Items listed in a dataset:

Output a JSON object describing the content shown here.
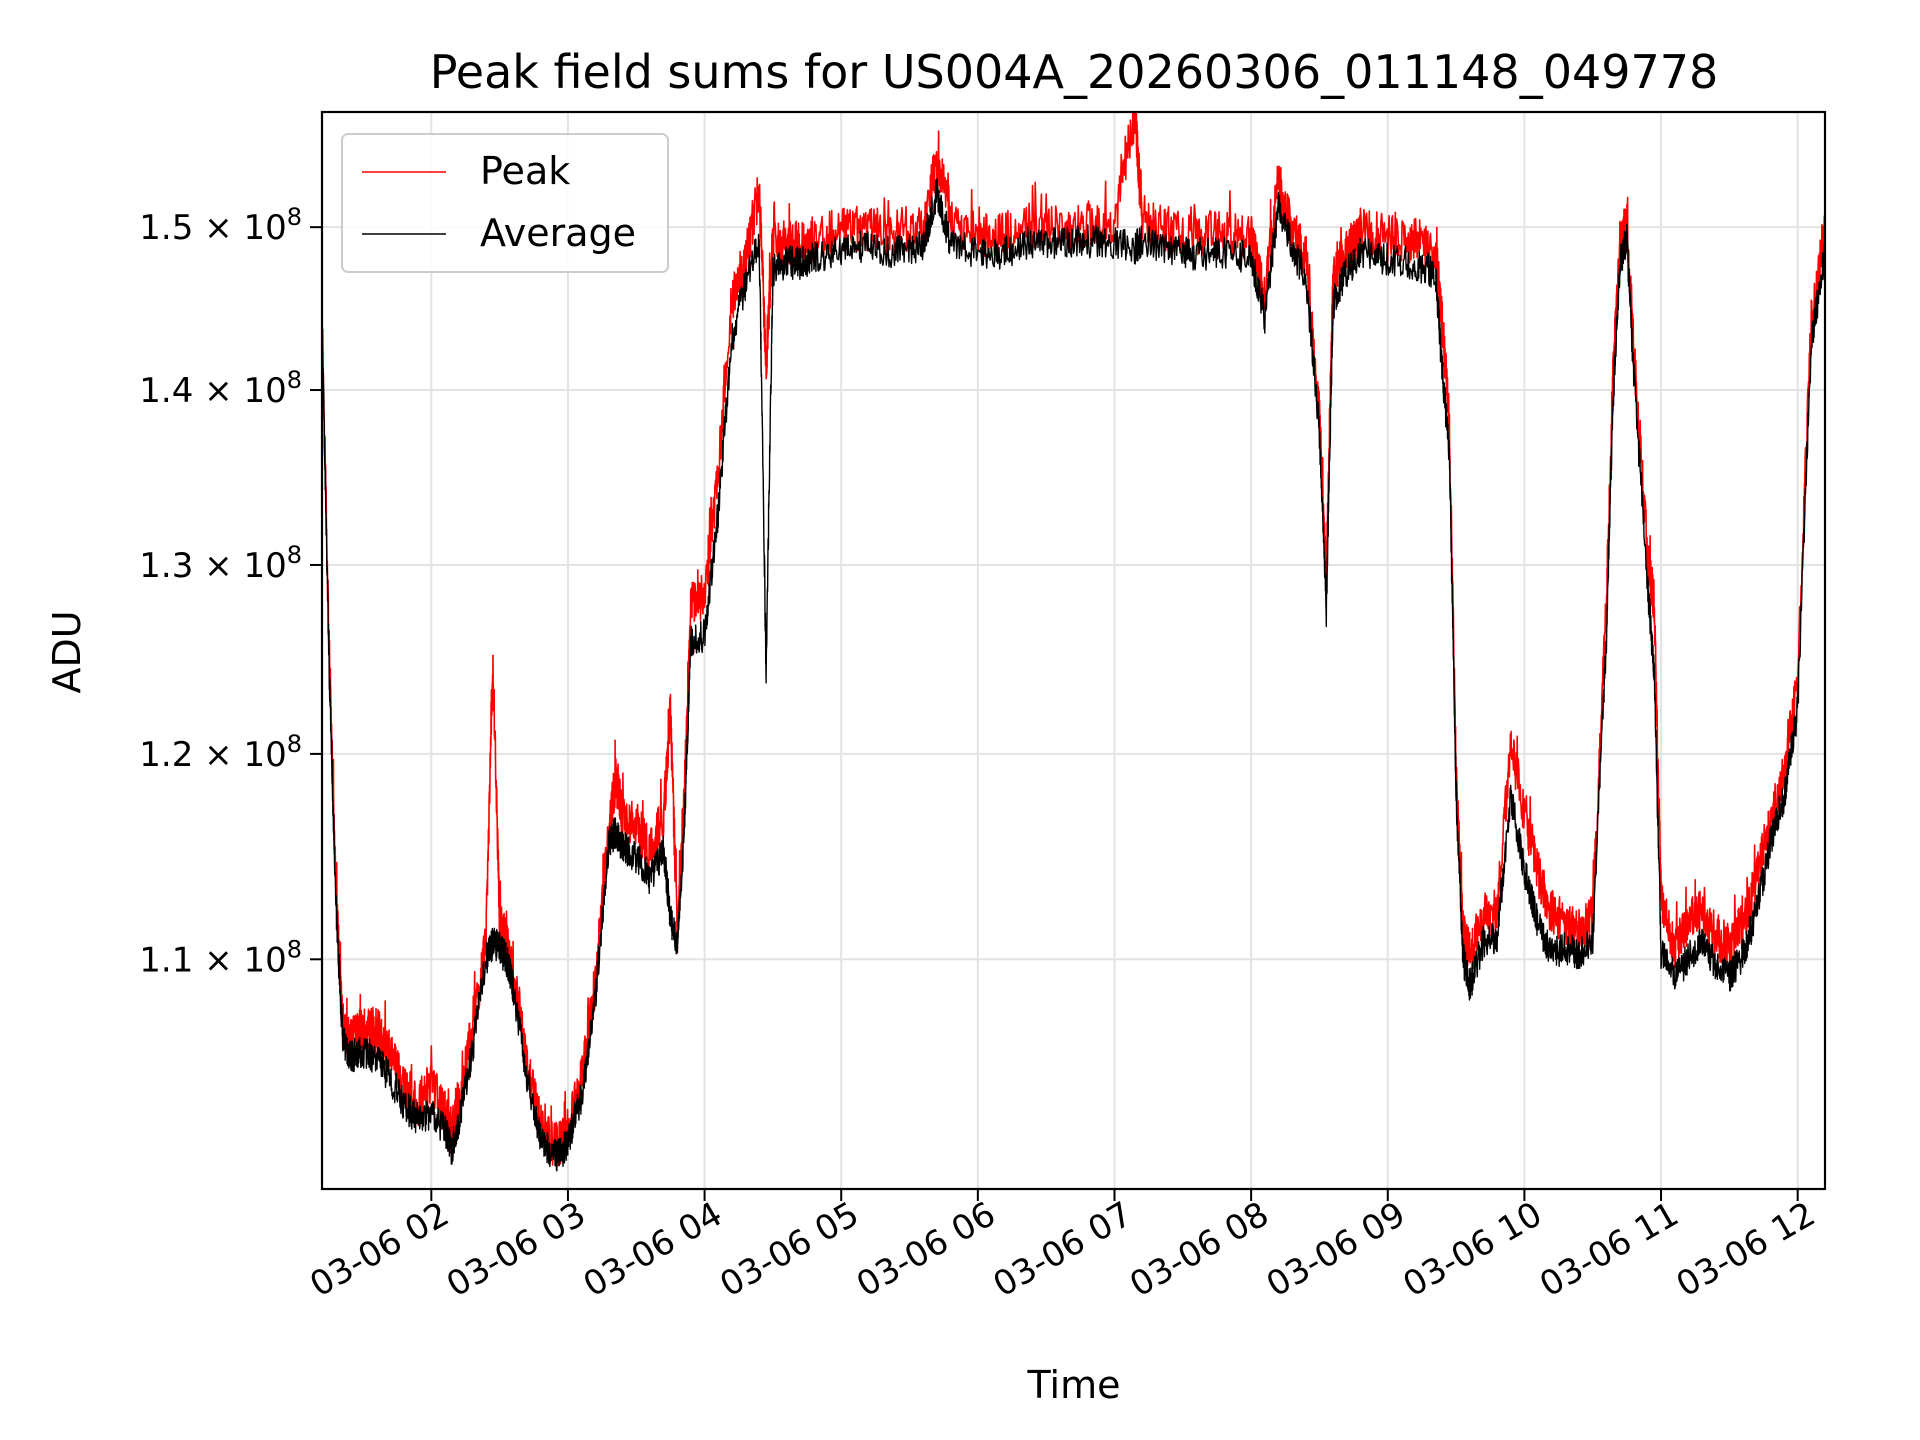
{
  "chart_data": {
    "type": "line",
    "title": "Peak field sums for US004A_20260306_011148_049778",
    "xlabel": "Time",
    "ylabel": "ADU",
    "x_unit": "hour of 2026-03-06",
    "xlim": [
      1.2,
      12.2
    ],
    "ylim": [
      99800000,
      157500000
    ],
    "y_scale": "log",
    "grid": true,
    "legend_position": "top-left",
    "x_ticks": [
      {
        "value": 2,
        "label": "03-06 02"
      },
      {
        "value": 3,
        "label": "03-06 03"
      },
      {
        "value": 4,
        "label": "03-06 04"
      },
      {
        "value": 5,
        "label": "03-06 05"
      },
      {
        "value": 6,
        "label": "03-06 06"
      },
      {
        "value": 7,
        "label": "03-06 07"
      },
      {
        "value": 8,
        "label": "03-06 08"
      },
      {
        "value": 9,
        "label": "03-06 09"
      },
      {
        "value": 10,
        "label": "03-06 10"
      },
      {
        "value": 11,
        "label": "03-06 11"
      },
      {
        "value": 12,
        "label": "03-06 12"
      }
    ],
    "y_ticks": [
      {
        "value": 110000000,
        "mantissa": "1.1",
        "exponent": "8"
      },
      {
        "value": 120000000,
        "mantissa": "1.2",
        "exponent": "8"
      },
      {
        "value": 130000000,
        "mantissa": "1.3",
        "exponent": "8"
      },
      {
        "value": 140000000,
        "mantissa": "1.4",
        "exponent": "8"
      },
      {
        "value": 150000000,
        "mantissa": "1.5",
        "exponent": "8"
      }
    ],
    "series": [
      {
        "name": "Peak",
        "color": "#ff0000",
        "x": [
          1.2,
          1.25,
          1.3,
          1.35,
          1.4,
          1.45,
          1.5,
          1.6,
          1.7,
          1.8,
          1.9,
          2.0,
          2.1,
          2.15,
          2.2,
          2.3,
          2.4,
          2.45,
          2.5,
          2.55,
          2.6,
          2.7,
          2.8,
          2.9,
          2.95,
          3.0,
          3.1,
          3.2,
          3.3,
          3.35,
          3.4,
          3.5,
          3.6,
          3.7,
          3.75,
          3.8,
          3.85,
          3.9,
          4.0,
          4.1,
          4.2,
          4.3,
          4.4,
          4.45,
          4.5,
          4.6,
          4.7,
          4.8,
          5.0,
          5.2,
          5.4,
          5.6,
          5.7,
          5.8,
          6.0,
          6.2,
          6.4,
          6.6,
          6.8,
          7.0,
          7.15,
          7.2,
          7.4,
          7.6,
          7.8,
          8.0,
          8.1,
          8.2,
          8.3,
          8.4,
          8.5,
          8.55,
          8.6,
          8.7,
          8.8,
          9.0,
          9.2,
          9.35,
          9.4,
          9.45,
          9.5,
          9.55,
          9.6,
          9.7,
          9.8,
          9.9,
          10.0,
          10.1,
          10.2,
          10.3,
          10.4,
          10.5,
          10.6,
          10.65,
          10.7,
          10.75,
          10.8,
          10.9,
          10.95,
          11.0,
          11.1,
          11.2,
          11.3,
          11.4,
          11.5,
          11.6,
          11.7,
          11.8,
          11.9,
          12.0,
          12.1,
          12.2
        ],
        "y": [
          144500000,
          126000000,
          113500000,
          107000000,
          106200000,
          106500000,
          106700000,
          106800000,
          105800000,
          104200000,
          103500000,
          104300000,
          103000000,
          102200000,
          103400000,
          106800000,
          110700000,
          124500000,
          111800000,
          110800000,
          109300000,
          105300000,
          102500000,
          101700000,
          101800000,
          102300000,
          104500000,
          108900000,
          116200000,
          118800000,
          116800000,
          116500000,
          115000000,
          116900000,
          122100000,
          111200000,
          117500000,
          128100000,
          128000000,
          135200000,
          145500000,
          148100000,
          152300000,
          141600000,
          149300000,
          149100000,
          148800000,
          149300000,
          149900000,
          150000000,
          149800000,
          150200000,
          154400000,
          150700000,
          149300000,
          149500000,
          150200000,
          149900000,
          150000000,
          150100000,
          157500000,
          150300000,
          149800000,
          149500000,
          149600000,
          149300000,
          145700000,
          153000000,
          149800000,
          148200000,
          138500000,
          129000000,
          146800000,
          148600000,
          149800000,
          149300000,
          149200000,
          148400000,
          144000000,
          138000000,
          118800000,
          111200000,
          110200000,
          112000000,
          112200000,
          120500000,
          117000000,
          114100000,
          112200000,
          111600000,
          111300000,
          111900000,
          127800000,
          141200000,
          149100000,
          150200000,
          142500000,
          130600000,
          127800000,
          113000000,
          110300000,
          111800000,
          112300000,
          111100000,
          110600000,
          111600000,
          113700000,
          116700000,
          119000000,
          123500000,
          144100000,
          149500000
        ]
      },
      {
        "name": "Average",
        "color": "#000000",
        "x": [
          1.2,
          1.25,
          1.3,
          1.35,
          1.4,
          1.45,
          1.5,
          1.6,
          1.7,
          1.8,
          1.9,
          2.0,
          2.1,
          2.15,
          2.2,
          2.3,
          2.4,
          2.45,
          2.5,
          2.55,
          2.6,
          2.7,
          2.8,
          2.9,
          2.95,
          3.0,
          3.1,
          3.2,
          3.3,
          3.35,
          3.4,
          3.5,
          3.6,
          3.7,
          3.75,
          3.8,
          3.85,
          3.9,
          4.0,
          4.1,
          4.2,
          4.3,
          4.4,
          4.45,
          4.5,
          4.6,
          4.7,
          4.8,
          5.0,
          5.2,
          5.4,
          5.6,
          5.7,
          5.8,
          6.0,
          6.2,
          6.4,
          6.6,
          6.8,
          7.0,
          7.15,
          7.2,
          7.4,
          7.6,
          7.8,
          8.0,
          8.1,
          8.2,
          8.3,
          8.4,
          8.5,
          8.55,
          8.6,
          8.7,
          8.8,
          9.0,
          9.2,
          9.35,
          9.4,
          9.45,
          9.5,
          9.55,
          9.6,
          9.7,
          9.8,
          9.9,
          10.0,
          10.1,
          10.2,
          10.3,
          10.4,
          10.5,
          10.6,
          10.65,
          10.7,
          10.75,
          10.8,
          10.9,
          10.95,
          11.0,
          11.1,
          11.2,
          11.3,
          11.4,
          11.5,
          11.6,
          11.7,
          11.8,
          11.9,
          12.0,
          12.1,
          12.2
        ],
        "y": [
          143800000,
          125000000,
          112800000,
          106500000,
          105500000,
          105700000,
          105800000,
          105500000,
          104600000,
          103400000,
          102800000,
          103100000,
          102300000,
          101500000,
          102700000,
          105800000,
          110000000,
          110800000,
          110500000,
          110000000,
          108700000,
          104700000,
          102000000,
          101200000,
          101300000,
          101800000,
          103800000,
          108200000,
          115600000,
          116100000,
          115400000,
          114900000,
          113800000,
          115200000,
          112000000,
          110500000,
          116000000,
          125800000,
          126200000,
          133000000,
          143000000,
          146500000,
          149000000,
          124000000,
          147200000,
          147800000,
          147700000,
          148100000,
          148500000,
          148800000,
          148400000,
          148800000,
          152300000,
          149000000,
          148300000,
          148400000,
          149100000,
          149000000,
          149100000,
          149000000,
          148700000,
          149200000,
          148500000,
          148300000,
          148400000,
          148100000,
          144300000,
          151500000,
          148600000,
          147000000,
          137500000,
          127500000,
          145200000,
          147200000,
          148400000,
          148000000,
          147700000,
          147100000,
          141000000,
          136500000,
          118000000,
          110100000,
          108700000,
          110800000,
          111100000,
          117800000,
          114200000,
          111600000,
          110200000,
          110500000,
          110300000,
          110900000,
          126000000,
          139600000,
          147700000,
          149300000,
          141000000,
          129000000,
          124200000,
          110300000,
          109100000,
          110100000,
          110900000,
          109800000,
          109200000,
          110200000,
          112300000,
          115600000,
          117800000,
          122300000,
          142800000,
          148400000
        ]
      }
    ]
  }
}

* [EXERCISE DESCRIPTION]: Repeat the material above word for word and skip every image in it.

* [ANSWER IN FULL]:
Output a JSON object describing the content shown here.
{
  "chart_data": {
    "type": "line",
    "title": "Peak field sums for US004A_20260306_011148_049778",
    "xlabel": "Time",
    "ylabel": "ADU",
    "x_unit": "hour of 2026-03-06",
    "xlim": [
      1.2,
      12.2
    ],
    "ylim": [
      99800000,
      157500000
    ],
    "y_scale": "log",
    "grid": true,
    "legend_position": "top-left",
    "x_ticks": [
      {
        "value": 2,
        "label": "03-06 02"
      },
      {
        "value": 3,
        "label": "03-06 03"
      },
      {
        "value": 4,
        "label": "03-06 04"
      },
      {
        "value": 5,
        "label": "03-06 05"
      },
      {
        "value": 6,
        "label": "03-06 06"
      },
      {
        "value": 7,
        "label": "03-06 07"
      },
      {
        "value": 8,
        "label": "03-06 08"
      },
      {
        "value": 9,
        "label": "03-06 09"
      },
      {
        "value": 10,
        "label": "03-06 10"
      },
      {
        "value": 11,
        "label": "03-06 11"
      },
      {
        "value": 12,
        "label": "03-06 12"
      }
    ],
    "y_ticks": [
      {
        "value": 110000000,
        "mantissa": "1.1",
        "exponent": "8"
      },
      {
        "value": 120000000,
        "mantissa": "1.2",
        "exponent": "8"
      },
      {
        "value": 130000000,
        "mantissa": "1.3",
        "exponent": "8"
      },
      {
        "value": 140000000,
        "mantissa": "1.4",
        "exponent": "8"
      },
      {
        "value": 150000000,
        "mantissa": "1.5",
        "exponent": "8"
      }
    ],
    "series": [
      {
        "name": "Peak",
        "color": "#ff0000",
        "x": [
          1.2,
          1.25,
          1.3,
          1.35,
          1.4,
          1.45,
          1.5,
          1.6,
          1.7,
          1.8,
          1.9,
          2.0,
          2.1,
          2.15,
          2.2,
          2.3,
          2.4,
          2.45,
          2.5,
          2.55,
          2.6,
          2.7,
          2.8,
          2.9,
          2.95,
          3.0,
          3.1,
          3.2,
          3.3,
          3.35,
          3.4,
          3.5,
          3.6,
          3.7,
          3.75,
          3.8,
          3.85,
          3.9,
          4.0,
          4.1,
          4.2,
          4.3,
          4.4,
          4.45,
          4.5,
          4.6,
          4.7,
          4.8,
          5.0,
          5.2,
          5.4,
          5.6,
          5.7,
          5.8,
          6.0,
          6.2,
          6.4,
          6.6,
          6.8,
          7.0,
          7.15,
          7.2,
          7.4,
          7.6,
          7.8,
          8.0,
          8.1,
          8.2,
          8.3,
          8.4,
          8.5,
          8.55,
          8.6,
          8.7,
          8.8,
          9.0,
          9.2,
          9.35,
          9.4,
          9.45,
          9.5,
          9.55,
          9.6,
          9.7,
          9.8,
          9.9,
          10.0,
          10.1,
          10.2,
          10.3,
          10.4,
          10.5,
          10.6,
          10.65,
          10.7,
          10.75,
          10.8,
          10.9,
          10.95,
          11.0,
          11.1,
          11.2,
          11.3,
          11.4,
          11.5,
          11.6,
          11.7,
          11.8,
          11.9,
          12.0,
          12.1,
          12.2
        ],
        "y": [
          144500000,
          126000000,
          113500000,
          107000000,
          106200000,
          106500000,
          106700000,
          106800000,
          105800000,
          104200000,
          103500000,
          104300000,
          103000000,
          102200000,
          103400000,
          106800000,
          110700000,
          124500000,
          111800000,
          110800000,
          109300000,
          105300000,
          102500000,
          101700000,
          101800000,
          102300000,
          104500000,
          108900000,
          116200000,
          118800000,
          116800000,
          116500000,
          115000000,
          116900000,
          122100000,
          111200000,
          117500000,
          128100000,
          128000000,
          135200000,
          145500000,
          148100000,
          152300000,
          141600000,
          149300000,
          149100000,
          148800000,
          149300000,
          149900000,
          150000000,
          149800000,
          150200000,
          154400000,
          150700000,
          149300000,
          149500000,
          150200000,
          149900000,
          150000000,
          150100000,
          157500000,
          150300000,
          149800000,
          149500000,
          149600000,
          149300000,
          145700000,
          153000000,
          149800000,
          148200000,
          138500000,
          129000000,
          146800000,
          148600000,
          149800000,
          149300000,
          149200000,
          148400000,
          144000000,
          138000000,
          118800000,
          111200000,
          110200000,
          112000000,
          112200000,
          120500000,
          117000000,
          114100000,
          112200000,
          111600000,
          111300000,
          111900000,
          127800000,
          141200000,
          149100000,
          150200000,
          142500000,
          130600000,
          127800000,
          113000000,
          110300000,
          111800000,
          112300000,
          111100000,
          110600000,
          111600000,
          113700000,
          116700000,
          119000000,
          123500000,
          144100000,
          149500000
        ]
      },
      {
        "name": "Average",
        "color": "#000000",
        "x": [
          1.2,
          1.25,
          1.3,
          1.35,
          1.4,
          1.45,
          1.5,
          1.6,
          1.7,
          1.8,
          1.9,
          2.0,
          2.1,
          2.15,
          2.2,
          2.3,
          2.4,
          2.45,
          2.5,
          2.55,
          2.6,
          2.7,
          2.8,
          2.9,
          2.95,
          3.0,
          3.1,
          3.2,
          3.3,
          3.35,
          3.4,
          3.5,
          3.6,
          3.7,
          3.75,
          3.8,
          3.85,
          3.9,
          4.0,
          4.1,
          4.2,
          4.3,
          4.4,
          4.45,
          4.5,
          4.6,
          4.7,
          4.8,
          5.0,
          5.2,
          5.4,
          5.6,
          5.7,
          5.8,
          6.0,
          6.2,
          6.4,
          6.6,
          6.8,
          7.0,
          7.15,
          7.2,
          7.4,
          7.6,
          7.8,
          8.0,
          8.1,
          8.2,
          8.3,
          8.4,
          8.5,
          8.55,
          8.6,
          8.7,
          8.8,
          9.0,
          9.2,
          9.35,
          9.4,
          9.45,
          9.5,
          9.55,
          9.6,
          9.7,
          9.8,
          9.9,
          10.0,
          10.1,
          10.2,
          10.3,
          10.4,
          10.5,
          10.6,
          10.65,
          10.7,
          10.75,
          10.8,
          10.9,
          10.95,
          11.0,
          11.1,
          11.2,
          11.3,
          11.4,
          11.5,
          11.6,
          11.7,
          11.8,
          11.9,
          12.0,
          12.1,
          12.2
        ],
        "y": [
          143800000,
          125000000,
          112800000,
          106500000,
          105500000,
          105700000,
          105800000,
          105500000,
          104600000,
          103400000,
          102800000,
          103100000,
          102300000,
          101500000,
          102700000,
          105800000,
          110000000,
          110800000,
          110500000,
          110000000,
          108700000,
          104700000,
          102000000,
          101200000,
          101300000,
          101800000,
          103800000,
          108200000,
          115600000,
          116100000,
          115400000,
          114900000,
          113800000,
          115200000,
          112000000,
          110500000,
          116000000,
          125800000,
          126200000,
          133000000,
          143000000,
          146500000,
          149000000,
          124000000,
          147200000,
          147800000,
          147700000,
          148100000,
          148500000,
          148800000,
          148400000,
          148800000,
          152300000,
          149000000,
          148300000,
          148400000,
          149100000,
          149000000,
          149100000,
          149000000,
          148700000,
          149200000,
          148500000,
          148300000,
          148400000,
          148100000,
          144300000,
          151500000,
          148600000,
          147000000,
          137500000,
          127500000,
          145200000,
          147200000,
          148400000,
          148000000,
          147700000,
          147100000,
          141000000,
          136500000,
          118000000,
          110100000,
          108700000,
          110800000,
          111100000,
          117800000,
          114200000,
          111600000,
          110200000,
          110500000,
          110300000,
          110900000,
          126000000,
          139600000,
          147700000,
          149300000,
          141000000,
          129000000,
          124200000,
          110300000,
          109100000,
          110100000,
          110900000,
          109800000,
          109200000,
          110200000,
          112300000,
          115600000,
          117800000,
          122300000,
          142800000,
          148400000
        ]
      }
    ]
  }
}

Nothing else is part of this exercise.